* [Set problem]:
Repeat the rows from the start of the records through the line containing "anomaly-blob <box>370 436 425 513</box>", including both ends.

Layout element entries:
:::::

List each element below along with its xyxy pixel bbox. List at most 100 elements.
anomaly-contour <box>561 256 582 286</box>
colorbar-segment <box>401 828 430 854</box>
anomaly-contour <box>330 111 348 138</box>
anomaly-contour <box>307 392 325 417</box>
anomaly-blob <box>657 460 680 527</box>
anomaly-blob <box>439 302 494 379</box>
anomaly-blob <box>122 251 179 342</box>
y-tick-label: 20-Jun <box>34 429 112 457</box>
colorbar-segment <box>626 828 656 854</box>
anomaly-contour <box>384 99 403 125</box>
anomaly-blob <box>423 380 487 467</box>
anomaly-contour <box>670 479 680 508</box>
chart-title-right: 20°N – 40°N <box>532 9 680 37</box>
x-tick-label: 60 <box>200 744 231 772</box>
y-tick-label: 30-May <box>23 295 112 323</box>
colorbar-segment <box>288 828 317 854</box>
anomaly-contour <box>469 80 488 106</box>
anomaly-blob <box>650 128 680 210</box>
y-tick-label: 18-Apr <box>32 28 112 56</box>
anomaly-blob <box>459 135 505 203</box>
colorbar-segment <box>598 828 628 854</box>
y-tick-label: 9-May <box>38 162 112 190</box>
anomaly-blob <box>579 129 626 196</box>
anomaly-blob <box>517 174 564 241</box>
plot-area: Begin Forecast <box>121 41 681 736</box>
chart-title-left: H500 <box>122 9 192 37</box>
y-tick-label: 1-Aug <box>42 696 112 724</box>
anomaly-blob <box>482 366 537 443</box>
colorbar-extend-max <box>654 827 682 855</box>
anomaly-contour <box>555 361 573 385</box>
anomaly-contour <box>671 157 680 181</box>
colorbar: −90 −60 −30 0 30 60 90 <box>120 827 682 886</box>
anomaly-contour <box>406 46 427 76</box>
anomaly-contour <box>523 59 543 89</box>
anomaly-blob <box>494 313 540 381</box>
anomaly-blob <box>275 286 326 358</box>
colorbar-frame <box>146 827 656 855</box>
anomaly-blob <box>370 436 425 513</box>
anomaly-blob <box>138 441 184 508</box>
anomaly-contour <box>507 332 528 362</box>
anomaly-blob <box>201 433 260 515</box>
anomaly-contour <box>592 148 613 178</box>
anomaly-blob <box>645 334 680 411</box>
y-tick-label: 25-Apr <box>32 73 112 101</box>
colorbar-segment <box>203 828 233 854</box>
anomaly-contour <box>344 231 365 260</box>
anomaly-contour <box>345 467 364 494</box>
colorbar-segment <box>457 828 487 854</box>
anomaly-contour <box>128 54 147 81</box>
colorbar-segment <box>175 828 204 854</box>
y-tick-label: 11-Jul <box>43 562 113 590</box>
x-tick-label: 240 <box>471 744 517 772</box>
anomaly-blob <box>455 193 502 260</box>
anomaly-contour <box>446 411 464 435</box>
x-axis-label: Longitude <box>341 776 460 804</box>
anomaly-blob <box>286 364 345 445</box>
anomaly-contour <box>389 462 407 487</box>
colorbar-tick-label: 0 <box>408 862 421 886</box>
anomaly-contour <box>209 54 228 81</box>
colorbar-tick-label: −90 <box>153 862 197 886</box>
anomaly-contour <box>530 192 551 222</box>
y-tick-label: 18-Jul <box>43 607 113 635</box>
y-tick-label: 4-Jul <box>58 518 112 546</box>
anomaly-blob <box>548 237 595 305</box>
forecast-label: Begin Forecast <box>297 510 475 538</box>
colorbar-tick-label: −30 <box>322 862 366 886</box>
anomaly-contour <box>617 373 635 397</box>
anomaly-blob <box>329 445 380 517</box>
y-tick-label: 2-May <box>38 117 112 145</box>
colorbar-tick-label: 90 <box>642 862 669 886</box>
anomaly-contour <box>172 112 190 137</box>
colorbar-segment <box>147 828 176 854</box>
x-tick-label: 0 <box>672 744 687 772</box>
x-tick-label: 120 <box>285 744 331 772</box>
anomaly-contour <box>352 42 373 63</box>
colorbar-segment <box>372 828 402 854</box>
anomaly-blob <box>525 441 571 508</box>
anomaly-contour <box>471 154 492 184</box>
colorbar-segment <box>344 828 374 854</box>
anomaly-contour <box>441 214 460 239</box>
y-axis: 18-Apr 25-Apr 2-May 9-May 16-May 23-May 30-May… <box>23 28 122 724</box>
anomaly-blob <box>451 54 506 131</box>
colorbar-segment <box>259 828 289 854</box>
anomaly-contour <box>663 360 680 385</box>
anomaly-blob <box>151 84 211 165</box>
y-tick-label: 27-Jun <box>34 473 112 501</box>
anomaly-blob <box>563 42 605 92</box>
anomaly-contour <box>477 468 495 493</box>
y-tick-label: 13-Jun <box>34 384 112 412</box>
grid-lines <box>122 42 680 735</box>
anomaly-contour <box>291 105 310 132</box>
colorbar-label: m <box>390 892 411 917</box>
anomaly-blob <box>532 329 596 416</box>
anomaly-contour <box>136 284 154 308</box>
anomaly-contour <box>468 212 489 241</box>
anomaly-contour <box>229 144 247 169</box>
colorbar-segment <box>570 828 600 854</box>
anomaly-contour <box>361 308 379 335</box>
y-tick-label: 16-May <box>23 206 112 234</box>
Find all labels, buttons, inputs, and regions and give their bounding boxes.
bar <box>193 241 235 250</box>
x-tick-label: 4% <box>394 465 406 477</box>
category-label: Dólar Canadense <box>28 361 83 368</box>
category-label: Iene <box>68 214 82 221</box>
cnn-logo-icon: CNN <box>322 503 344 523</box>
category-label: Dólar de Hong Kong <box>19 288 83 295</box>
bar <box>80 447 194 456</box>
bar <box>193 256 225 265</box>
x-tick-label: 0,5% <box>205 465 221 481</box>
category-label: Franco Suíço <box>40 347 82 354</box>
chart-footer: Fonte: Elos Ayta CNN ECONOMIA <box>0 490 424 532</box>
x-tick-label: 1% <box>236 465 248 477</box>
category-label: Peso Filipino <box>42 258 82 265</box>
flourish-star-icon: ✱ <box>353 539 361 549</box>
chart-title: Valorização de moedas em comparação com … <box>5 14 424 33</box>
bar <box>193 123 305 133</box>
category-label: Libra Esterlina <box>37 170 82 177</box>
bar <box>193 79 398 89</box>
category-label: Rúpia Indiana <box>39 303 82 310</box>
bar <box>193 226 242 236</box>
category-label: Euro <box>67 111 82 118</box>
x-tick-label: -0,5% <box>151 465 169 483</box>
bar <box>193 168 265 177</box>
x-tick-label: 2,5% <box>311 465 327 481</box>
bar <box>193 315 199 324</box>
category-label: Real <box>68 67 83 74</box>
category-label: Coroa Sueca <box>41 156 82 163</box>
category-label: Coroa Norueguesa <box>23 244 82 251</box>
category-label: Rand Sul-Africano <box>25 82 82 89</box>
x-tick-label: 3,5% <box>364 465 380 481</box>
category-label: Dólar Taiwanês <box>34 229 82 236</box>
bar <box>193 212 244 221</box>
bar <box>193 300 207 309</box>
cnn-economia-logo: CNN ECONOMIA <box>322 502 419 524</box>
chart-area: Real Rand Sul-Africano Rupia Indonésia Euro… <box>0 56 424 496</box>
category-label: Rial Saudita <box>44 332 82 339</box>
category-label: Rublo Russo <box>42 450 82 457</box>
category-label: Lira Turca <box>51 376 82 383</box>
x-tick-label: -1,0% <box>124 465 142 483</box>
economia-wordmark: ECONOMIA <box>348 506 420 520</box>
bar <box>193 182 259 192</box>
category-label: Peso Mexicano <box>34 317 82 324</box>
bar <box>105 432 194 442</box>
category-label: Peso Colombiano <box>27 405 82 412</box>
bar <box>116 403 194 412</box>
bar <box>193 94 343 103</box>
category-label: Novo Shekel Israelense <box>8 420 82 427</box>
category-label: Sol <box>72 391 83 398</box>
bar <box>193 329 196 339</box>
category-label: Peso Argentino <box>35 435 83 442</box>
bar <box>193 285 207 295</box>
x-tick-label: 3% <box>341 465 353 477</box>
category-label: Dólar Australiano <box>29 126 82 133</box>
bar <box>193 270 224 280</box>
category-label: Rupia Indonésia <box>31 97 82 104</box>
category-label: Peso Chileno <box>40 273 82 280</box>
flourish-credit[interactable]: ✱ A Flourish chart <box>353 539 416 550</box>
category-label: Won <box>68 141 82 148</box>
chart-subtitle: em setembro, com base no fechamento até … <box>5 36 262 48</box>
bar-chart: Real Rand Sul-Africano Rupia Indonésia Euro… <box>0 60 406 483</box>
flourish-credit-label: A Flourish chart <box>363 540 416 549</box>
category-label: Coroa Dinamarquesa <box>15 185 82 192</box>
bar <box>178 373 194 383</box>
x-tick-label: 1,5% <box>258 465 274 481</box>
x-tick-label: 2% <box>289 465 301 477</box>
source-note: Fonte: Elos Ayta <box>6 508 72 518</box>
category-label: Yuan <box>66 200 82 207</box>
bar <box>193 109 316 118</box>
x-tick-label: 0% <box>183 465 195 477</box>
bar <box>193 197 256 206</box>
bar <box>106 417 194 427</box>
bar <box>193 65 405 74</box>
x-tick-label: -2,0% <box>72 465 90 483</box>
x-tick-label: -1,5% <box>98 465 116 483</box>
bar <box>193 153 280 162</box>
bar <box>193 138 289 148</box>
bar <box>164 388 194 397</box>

:::::

* [Complete answer]:
List each element below along with its xyxy pixel bbox. List at most 100 elements.
anomaly-contour <box>561 256 582 286</box>
colorbar-segment <box>401 828 430 854</box>
anomaly-contour <box>330 111 348 138</box>
anomaly-contour <box>307 392 325 417</box>
anomaly-blob <box>657 460 680 527</box>
anomaly-blob <box>439 302 494 379</box>
anomaly-blob <box>122 251 179 342</box>
y-tick-label: 20-Jun <box>34 429 112 457</box>
colorbar-segment <box>626 828 656 854</box>
anomaly-contour <box>384 99 403 125</box>
anomaly-blob <box>423 380 487 467</box>
anomaly-contour <box>670 479 680 508</box>
chart-title-right: 20°N – 40°N <box>532 9 680 37</box>
x-tick-label: 60 <box>200 744 231 772</box>
y-tick-label: 30-May <box>23 295 112 323</box>
colorbar-segment <box>288 828 317 854</box>
anomaly-contour <box>469 80 488 106</box>
anomaly-blob <box>650 128 680 210</box>
y-tick-label: 18-Apr <box>32 28 112 56</box>
anomaly-blob <box>459 135 505 203</box>
colorbar-segment <box>598 828 628 854</box>
y-tick-label: 9-May <box>38 162 112 190</box>
anomaly-blob <box>579 129 626 196</box>
anomaly-blob <box>517 174 564 241</box>
plot-area: Begin Forecast <box>121 41 681 736</box>
chart-title-left: H500 <box>122 9 192 37</box>
y-tick-label: 1-Aug <box>42 696 112 724</box>
anomaly-blob <box>482 366 537 443</box>
colorbar-extend-max <box>654 827 682 855</box>
anomaly-contour <box>555 361 573 385</box>
anomaly-contour <box>671 157 680 181</box>
colorbar: −90 −60 −30 0 30 60 90 <box>120 827 682 886</box>
anomaly-contour <box>406 46 427 76</box>
anomaly-contour <box>523 59 543 89</box>
anomaly-blob <box>494 313 540 381</box>
anomaly-blob <box>275 286 326 358</box>
colorbar-frame <box>146 827 656 855</box>
anomaly-blob <box>370 436 425 513</box>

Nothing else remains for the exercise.